** BEGIN **
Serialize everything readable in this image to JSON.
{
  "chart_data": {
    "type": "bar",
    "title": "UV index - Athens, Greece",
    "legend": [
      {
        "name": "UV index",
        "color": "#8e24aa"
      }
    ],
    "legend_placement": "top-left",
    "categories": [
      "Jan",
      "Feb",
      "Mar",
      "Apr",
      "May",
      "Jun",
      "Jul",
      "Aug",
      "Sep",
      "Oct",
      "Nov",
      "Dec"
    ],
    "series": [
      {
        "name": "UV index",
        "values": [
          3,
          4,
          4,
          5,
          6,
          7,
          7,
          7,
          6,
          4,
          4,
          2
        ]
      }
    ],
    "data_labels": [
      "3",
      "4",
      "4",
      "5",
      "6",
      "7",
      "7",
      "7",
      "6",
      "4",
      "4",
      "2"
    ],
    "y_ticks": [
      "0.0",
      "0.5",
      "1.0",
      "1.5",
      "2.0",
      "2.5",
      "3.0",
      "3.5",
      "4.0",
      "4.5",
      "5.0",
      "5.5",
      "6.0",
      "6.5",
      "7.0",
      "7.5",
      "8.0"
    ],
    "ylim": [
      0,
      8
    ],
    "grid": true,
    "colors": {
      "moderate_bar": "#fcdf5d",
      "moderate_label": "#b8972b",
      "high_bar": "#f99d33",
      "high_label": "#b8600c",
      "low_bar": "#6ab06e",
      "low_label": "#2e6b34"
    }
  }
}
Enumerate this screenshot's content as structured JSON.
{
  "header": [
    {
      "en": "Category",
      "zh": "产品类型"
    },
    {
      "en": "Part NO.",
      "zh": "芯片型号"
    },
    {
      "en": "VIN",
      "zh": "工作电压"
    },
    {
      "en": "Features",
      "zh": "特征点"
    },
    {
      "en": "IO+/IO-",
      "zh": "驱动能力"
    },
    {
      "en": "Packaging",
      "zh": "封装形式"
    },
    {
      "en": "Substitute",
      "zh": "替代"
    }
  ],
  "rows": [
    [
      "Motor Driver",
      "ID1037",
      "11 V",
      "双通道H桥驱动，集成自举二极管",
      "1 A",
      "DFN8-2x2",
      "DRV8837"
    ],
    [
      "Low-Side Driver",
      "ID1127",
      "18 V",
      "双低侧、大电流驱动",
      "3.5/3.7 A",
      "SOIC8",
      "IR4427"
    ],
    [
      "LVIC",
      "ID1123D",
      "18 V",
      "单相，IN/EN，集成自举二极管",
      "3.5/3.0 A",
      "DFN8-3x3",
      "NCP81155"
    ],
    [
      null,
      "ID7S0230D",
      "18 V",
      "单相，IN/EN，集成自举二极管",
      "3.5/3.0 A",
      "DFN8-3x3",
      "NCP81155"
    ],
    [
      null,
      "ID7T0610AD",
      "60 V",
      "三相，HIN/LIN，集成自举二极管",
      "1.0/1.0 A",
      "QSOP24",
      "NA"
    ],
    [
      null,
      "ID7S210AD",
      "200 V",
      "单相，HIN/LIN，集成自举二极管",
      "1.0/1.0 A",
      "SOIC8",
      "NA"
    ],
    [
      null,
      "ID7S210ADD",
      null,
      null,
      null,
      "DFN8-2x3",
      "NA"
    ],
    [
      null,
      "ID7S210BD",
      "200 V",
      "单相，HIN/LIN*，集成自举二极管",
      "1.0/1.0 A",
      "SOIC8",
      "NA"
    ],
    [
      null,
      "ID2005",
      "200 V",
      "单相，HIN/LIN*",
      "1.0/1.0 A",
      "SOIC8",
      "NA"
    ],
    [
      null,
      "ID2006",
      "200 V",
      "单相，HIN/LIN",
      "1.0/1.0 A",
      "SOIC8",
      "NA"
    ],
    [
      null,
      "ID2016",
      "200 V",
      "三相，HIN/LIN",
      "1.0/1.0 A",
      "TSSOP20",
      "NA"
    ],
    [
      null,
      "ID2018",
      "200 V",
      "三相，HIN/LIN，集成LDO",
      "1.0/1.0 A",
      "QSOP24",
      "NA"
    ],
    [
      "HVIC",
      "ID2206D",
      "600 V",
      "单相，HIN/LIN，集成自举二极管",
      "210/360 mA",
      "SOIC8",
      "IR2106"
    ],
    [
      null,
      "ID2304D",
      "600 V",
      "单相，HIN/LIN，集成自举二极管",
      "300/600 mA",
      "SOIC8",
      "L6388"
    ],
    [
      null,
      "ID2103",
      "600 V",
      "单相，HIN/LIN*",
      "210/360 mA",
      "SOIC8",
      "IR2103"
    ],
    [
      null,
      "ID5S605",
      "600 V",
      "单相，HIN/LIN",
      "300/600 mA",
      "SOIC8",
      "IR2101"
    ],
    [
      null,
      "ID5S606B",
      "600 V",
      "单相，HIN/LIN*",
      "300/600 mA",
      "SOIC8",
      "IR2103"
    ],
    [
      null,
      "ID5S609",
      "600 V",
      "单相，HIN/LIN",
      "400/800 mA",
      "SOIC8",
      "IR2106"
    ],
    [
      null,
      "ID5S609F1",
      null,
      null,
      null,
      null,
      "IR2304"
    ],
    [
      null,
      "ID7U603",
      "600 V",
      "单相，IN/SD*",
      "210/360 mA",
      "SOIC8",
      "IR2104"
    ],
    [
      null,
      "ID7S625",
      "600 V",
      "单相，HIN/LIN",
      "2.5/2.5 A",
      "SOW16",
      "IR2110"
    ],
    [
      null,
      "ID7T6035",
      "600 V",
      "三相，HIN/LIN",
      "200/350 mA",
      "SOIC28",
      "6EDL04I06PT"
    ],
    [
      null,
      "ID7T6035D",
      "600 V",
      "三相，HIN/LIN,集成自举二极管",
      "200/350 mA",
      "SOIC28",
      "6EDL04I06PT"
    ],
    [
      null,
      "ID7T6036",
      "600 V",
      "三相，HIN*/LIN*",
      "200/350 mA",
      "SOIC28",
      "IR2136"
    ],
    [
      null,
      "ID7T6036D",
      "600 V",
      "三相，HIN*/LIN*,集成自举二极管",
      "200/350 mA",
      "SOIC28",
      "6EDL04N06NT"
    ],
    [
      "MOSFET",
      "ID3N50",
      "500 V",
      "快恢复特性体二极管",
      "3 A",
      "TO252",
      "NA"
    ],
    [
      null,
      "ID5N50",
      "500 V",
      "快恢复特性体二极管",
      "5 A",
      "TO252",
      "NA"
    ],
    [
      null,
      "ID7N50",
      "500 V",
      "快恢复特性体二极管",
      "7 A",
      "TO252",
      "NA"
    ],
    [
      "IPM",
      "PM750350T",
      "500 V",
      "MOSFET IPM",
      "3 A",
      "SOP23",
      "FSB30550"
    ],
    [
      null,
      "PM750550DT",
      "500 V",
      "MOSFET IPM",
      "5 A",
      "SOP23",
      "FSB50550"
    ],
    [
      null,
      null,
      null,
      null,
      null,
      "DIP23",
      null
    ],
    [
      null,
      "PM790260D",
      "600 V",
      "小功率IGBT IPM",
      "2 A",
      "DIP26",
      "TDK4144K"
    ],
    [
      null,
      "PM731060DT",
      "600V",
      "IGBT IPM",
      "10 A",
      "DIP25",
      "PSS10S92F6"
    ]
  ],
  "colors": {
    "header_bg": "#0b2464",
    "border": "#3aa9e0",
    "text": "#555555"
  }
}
** END **
Give all the records again. Match them exactly.

### Complete output
Serialize everything readable in this image to JSON.
{
  "chart_data": {
    "type": "bar",
    "title": "UV index - Athens, Greece",
    "legend": [
      {
        "name": "UV index",
        "color": "#8e24aa"
      }
    ],
    "legend_placement": "top-left",
    "categories": [
      "Jan",
      "Feb",
      "Mar",
      "Apr",
      "May",
      "Jun",
      "Jul",
      "Aug",
      "Sep",
      "Oct",
      "Nov",
      "Dec"
    ],
    "series": [
      {
        "name": "UV index",
        "values": [
          3,
          4,
          4,
          5,
          6,
          7,
          7,
          7,
          6,
          4,
          4,
          2
        ]
      }
    ],
    "data_labels": [
      "3",
      "4",
      "4",
      "5",
      "6",
      "7",
      "7",
      "7",
      "6",
      "4",
      "4",
      "2"
    ],
    "y_ticks": [
      "0.0",
      "0.5",
      "1.0",
      "1.5",
      "2.0",
      "2.5",
      "3.0",
      "3.5",
      "4.0",
      "4.5",
      "5.0",
      "5.5",
      "6.0",
      "6.5",
      "7.0",
      "7.5",
      "8.0"
    ],
    "ylim": [
      0,
      8
    ],
    "grid": true,
    "colors": {
      "moderate_bar": "#fcdf5d",
      "moderate_label": "#b8972b",
      "high_bar": "#f99d33",
      "high_label": "#b8600c",
      "low_bar": "#6ab06e",
      "low_label": "#2e6b34"
    }
  }
}
Enumerate this screenshot's content as structured JSON.
{
  "header": [
    {
      "en": "Category",
      "zh": "产品类型"
    },
    {
      "en": "Part NO.",
      "zh": "芯片型号"
    },
    {
      "en": "VIN",
      "zh": "工作电压"
    },
    {
      "en": "Features",
      "zh": "特征点"
    },
    {
      "en": "IO+/IO-",
      "zh": "驱动能力"
    },
    {
      "en": "Packaging",
      "zh": "封装形式"
    },
    {
      "en": "Substitute",
      "zh": "替代"
    }
  ],
  "rows": [
    [
      "Motor Driver",
      "ID1037",
      "11 V",
      "双通道H桥驱动，集成自举二极管",
      "1 A",
      "DFN8-2x2",
      "DRV8837"
    ],
    [
      "Low-Side Driver",
      "ID1127",
      "18 V",
      "双低侧、大电流驱动",
      "3.5/3.7 A",
      "SOIC8",
      "IR4427"
    ],
    [
      "LVIC",
      "ID1123D",
      "18 V",
      "单相，IN/EN，集成自举二极管",
      "3.5/3.0 A",
      "DFN8-3x3",
      "NCP81155"
    ],
    [
      null,
      "ID7S0230D",
      "18 V",
      "单相，IN/EN，集成自举二极管",
      "3.5/3.0 A",
      "DFN8-3x3",
      "NCP81155"
    ],
    [
      null,
      "ID7T0610AD",
      "60 V",
      "三相，HIN/LIN，集成自举二极管",
      "1.0/1.0 A",
      "QSOP24",
      "NA"
    ],
    [
      null,
      "ID7S210AD",
      "200 V",
      "单相，HIN/LIN，集成自举二极管",
      "1.0/1.0 A",
      "SOIC8",
      "NA"
    ],
    [
      null,
      "ID7S210ADD",
      null,
      null,
      null,
      "DFN8-2x3",
      "NA"
    ],
    [
      null,
      "ID7S210BD",
      "200 V",
      "单相，HIN/LIN*，集成自举二极管",
      "1.0/1.0 A",
      "SOIC8",
      "NA"
    ],
    [
      null,
      "ID2005",
      "200 V",
      "单相，HIN/LIN*",
      "1.0/1.0 A",
      "SOIC8",
      "NA"
    ],
    [
      null,
      "ID2006",
      "200 V",
      "单相，HIN/LIN",
      "1.0/1.0 A",
      "SOIC8",
      "NA"
    ],
    [
      null,
      "ID2016",
      "200 V",
      "三相，HIN/LIN",
      "1.0/1.0 A",
      "TSSOP20",
      "NA"
    ],
    [
      null,
      "ID2018",
      "200 V",
      "三相，HIN/LIN，集成LDO",
      "1.0/1.0 A",
      "QSOP24",
      "NA"
    ],
    [
      "HVIC",
      "ID2206D",
      "600 V",
      "单相，HIN/LIN，集成自举二极管",
      "210/360 mA",
      "SOIC8",
      "IR2106"
    ],
    [
      null,
      "ID2304D",
      "600 V",
      "单相，HIN/LIN，集成自举二极管",
      "300/600 mA",
      "SOIC8",
      "L6388"
    ],
    [
      null,
      "ID2103",
      "600 V",
      "单相，HIN/LIN*",
      "210/360 mA",
      "SOIC8",
      "IR2103"
    ],
    [
      null,
      "ID5S605",
      "600 V",
      "单相，HIN/LIN",
      "300/600 mA",
      "SOIC8",
      "IR2101"
    ],
    [
      null,
      "ID5S606B",
      "600 V",
      "单相，HIN/LIN*",
      "300/600 mA",
      "SOIC8",
      "IR2103"
    ],
    [
      null,
      "ID5S609",
      "600 V",
      "单相，HIN/LIN",
      "400/800 mA",
      "SOIC8",
      "IR2106"
    ],
    [
      null,
      "ID5S609F1",
      null,
      null,
      null,
      null,
      "IR2304"
    ],
    [
      null,
      "ID7U603",
      "600 V",
      "单相，IN/SD*",
      "210/360 mA",
      "SOIC8",
      "IR2104"
    ],
    [
      null,
      "ID7S625",
      "600 V",
      "单相，HIN/LIN",
      "2.5/2.5 A",
      "SOW16",
      "IR2110"
    ],
    [
      null,
      "ID7T6035",
      "600 V",
      "三相，HIN/LIN",
      "200/350 mA",
      "SOIC28",
      "6EDL04I06PT"
    ],
    [
      null,
      "ID7T6035D",
      "600 V",
      "三相，HIN/LIN,集成自举二极管",
      "200/350 mA",
      "SOIC28",
      "6EDL04I06PT"
    ],
    [
      null,
      "ID7T6036",
      "600 V",
      "三相，HIN*/LIN*",
      "200/350 mA",
      "SOIC28",
      "IR2136"
    ],
    [
      null,
      "ID7T6036D",
      "600 V",
      "三相，HIN*/LIN*,集成自举二极管",
      "200/350 mA",
      "SOIC28",
      "6EDL04N06NT"
    ],
    [
      "MOSFET",
      "ID3N50",
      "500 V",
      "快恢复特性体二极管",
      "3 A",
      "TO252",
      "NA"
    ],
    [
      null,
      "ID5N50",
      "500 V",
      "快恢复特性体二极管",
      "5 A",
      "TO252",
      "NA"
    ],
    [
      null,
      "ID7N50",
      "500 V",
      "快恢复特性体二极管",
      "7 A",
      "TO252",
      "NA"
    ],
    [
      "IPM",
      "PM750350T",
      "500 V",
      "MOSFET IPM",
      "3 A",
      "SOP23",
      "FSB30550"
    ],
    [
      null,
      "PM750550DT",
      "500 V",
      "MOSFET IPM",
      "5 A",
      "SOP23",
      "FSB50550"
    ],
    [
      null,
      null,
      null,
      null,
      null,
      "DIP23",
      null
    ],
    [
      null,
      "PM790260D",
      "600 V",
      "小功率IGBT IPM",
      "2 A",
      "DIP26",
      "TDK4144K"
    ],
    [
      null,
      "PM731060DT",
      "600V",
      "IGBT IPM",
      "10 A",
      "DIP25",
      "PSS10S92F6"
    ]
  ],
  "colors": {
    "header_bg": "#0b2464",
    "border": "#3aa9e0",
    "text": "#555555"
  }
}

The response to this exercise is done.